## begin
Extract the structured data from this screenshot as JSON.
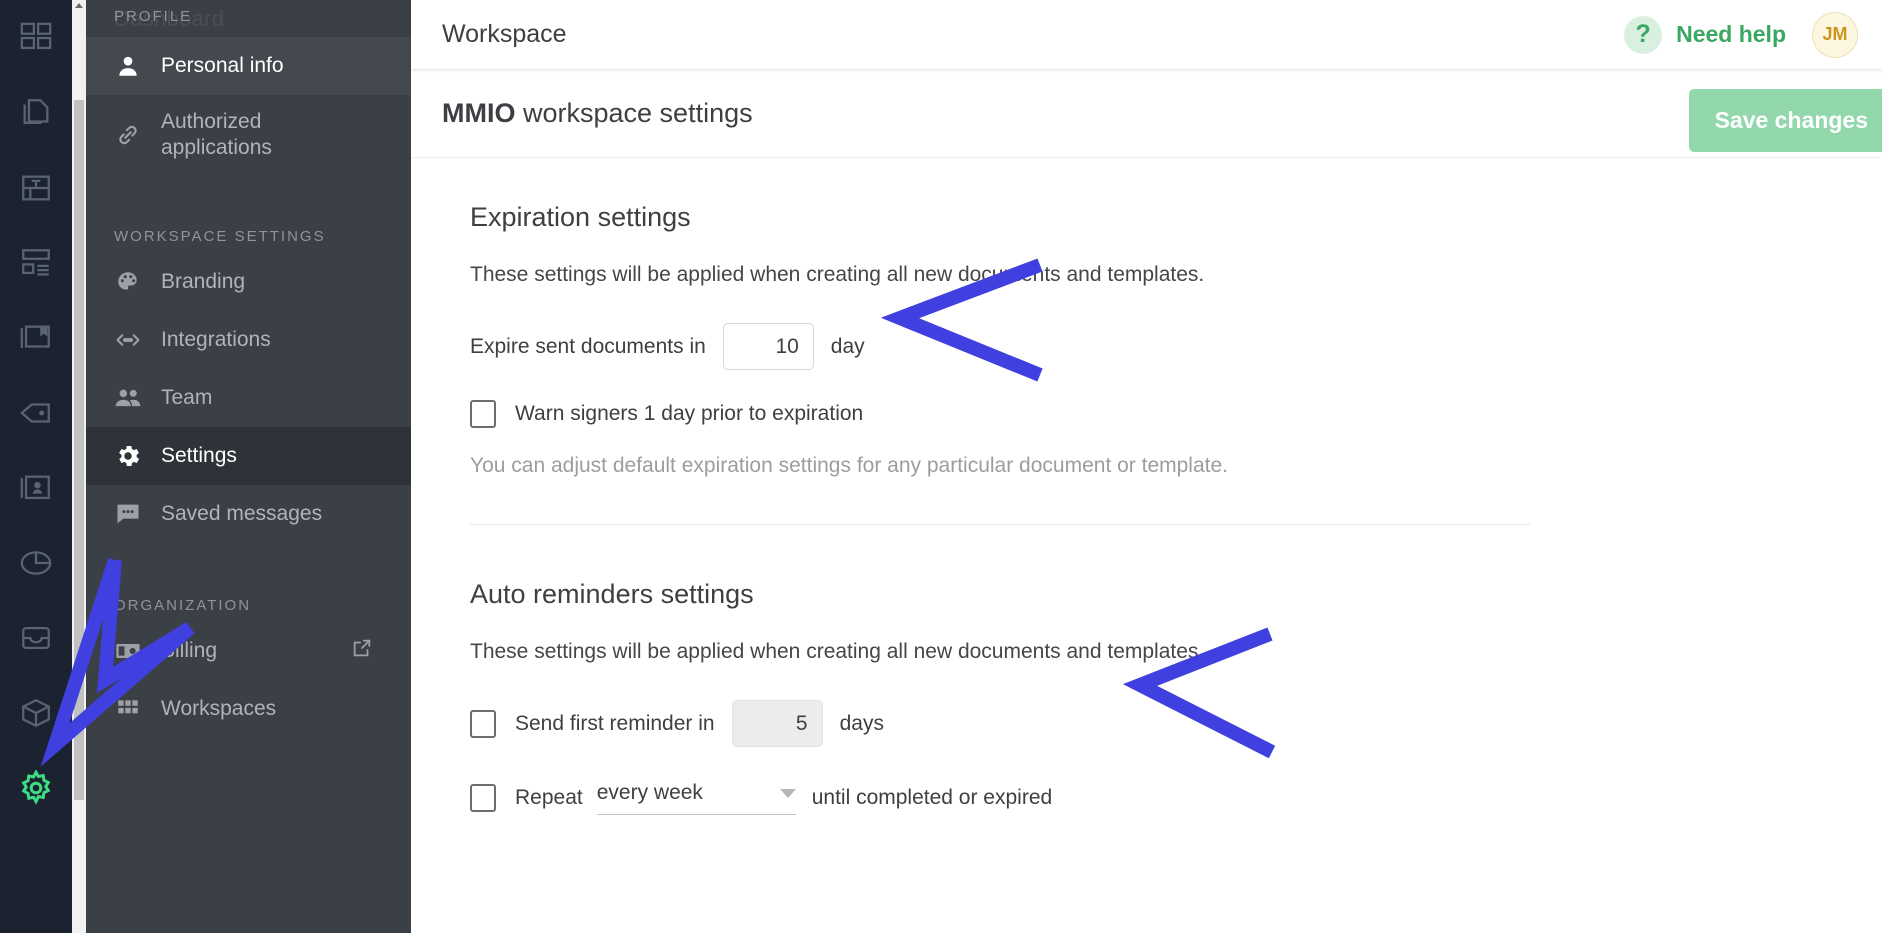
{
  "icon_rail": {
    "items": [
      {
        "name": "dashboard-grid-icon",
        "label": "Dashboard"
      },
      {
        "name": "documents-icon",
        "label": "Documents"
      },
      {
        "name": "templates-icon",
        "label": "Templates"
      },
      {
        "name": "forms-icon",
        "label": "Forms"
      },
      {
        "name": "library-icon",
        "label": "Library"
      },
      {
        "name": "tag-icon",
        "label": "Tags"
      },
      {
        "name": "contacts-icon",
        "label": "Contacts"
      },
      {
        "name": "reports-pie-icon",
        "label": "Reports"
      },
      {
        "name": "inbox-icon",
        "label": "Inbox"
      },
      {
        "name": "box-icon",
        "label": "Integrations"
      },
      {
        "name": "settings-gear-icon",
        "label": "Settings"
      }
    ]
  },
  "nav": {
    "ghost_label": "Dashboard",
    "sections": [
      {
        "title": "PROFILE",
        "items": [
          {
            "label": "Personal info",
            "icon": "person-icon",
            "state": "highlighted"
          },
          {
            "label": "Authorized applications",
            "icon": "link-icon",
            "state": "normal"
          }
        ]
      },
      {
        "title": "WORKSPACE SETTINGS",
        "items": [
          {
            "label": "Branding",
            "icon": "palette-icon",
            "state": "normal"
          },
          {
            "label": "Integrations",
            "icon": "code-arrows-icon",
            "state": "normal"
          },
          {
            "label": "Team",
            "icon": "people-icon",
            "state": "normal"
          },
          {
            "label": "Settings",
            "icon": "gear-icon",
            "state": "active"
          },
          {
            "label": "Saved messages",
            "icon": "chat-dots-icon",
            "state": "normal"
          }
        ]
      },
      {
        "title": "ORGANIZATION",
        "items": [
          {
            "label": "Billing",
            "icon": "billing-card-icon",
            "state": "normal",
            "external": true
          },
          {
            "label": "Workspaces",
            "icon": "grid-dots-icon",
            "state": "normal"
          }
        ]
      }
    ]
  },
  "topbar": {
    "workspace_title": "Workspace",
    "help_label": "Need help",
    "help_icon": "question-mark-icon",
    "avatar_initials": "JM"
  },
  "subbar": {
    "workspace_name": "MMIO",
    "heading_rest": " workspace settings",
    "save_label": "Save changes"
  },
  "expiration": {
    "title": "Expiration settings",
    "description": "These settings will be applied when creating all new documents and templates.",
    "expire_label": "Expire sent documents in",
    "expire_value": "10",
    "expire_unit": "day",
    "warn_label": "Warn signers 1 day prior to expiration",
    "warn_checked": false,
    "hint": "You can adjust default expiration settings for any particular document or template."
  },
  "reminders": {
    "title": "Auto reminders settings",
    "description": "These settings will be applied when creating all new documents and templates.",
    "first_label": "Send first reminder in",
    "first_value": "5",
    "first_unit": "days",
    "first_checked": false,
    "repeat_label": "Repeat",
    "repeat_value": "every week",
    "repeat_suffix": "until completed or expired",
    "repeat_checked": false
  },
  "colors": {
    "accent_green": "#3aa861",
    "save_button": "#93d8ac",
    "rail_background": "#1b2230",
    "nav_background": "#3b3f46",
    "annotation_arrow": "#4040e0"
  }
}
## end
WHAT YOU WILL DO: Omit all pictures while transcribing the entries verbatim.

RESPONSE:
Extract the structured data from this screenshot as JSON.
{
  "icon_rail": {
    "items": [
      {
        "name": "dashboard-grid-icon",
        "label": "Dashboard"
      },
      {
        "name": "documents-icon",
        "label": "Documents"
      },
      {
        "name": "templates-icon",
        "label": "Templates"
      },
      {
        "name": "forms-icon",
        "label": "Forms"
      },
      {
        "name": "library-icon",
        "label": "Library"
      },
      {
        "name": "tag-icon",
        "label": "Tags"
      },
      {
        "name": "contacts-icon",
        "label": "Contacts"
      },
      {
        "name": "reports-pie-icon",
        "label": "Reports"
      },
      {
        "name": "inbox-icon",
        "label": "Inbox"
      },
      {
        "name": "box-icon",
        "label": "Integrations"
      },
      {
        "name": "settings-gear-icon",
        "label": "Settings"
      }
    ]
  },
  "nav": {
    "ghost_label": "Dashboard",
    "sections": [
      {
        "title": "PROFILE",
        "items": [
          {
            "label": "Personal info",
            "icon": "person-icon",
            "state": "highlighted"
          },
          {
            "label": "Authorized applications",
            "icon": "link-icon",
            "state": "normal"
          }
        ]
      },
      {
        "title": "WORKSPACE SETTINGS",
        "items": [
          {
            "label": "Branding",
            "icon": "palette-icon",
            "state": "normal"
          },
          {
            "label": "Integrations",
            "icon": "code-arrows-icon",
            "state": "normal"
          },
          {
            "label": "Team",
            "icon": "people-icon",
            "state": "normal"
          },
          {
            "label": "Settings",
            "icon": "gear-icon",
            "state": "active"
          },
          {
            "label": "Saved messages",
            "icon": "chat-dots-icon",
            "state": "normal"
          }
        ]
      },
      {
        "title": "ORGANIZATION",
        "items": [
          {
            "label": "Billing",
            "icon": "billing-card-icon",
            "state": "normal",
            "external": true
          },
          {
            "label": "Workspaces",
            "icon": "grid-dots-icon",
            "state": "normal"
          }
        ]
      }
    ]
  },
  "topbar": {
    "workspace_title": "Workspace",
    "help_label": "Need help",
    "help_icon": "question-mark-icon",
    "avatar_initials": "JM"
  },
  "subbar": {
    "workspace_name": "MMIO",
    "heading_rest": " workspace settings",
    "save_label": "Save changes"
  },
  "expiration": {
    "title": "Expiration settings",
    "description": "These settings will be applied when creating all new documents and templates.",
    "expire_label": "Expire sent documents in",
    "expire_value": "10",
    "expire_unit": "day",
    "warn_label": "Warn signers 1 day prior to expiration",
    "warn_checked": false,
    "hint": "You can adjust default expiration settings for any particular document or template."
  },
  "reminders": {
    "title": "Auto reminders settings",
    "description": "These settings will be applied when creating all new documents and templates.",
    "first_label": "Send first reminder in",
    "first_value": "5",
    "first_unit": "days",
    "first_checked": false,
    "repeat_label": "Repeat",
    "repeat_value": "every week",
    "repeat_suffix": "until completed or expired",
    "repeat_checked": false
  },
  "colors": {
    "accent_green": "#3aa861",
    "save_button": "#93d8ac",
    "rail_background": "#1b2230",
    "nav_background": "#3b3f46",
    "annotation_arrow": "#4040e0"
  }
}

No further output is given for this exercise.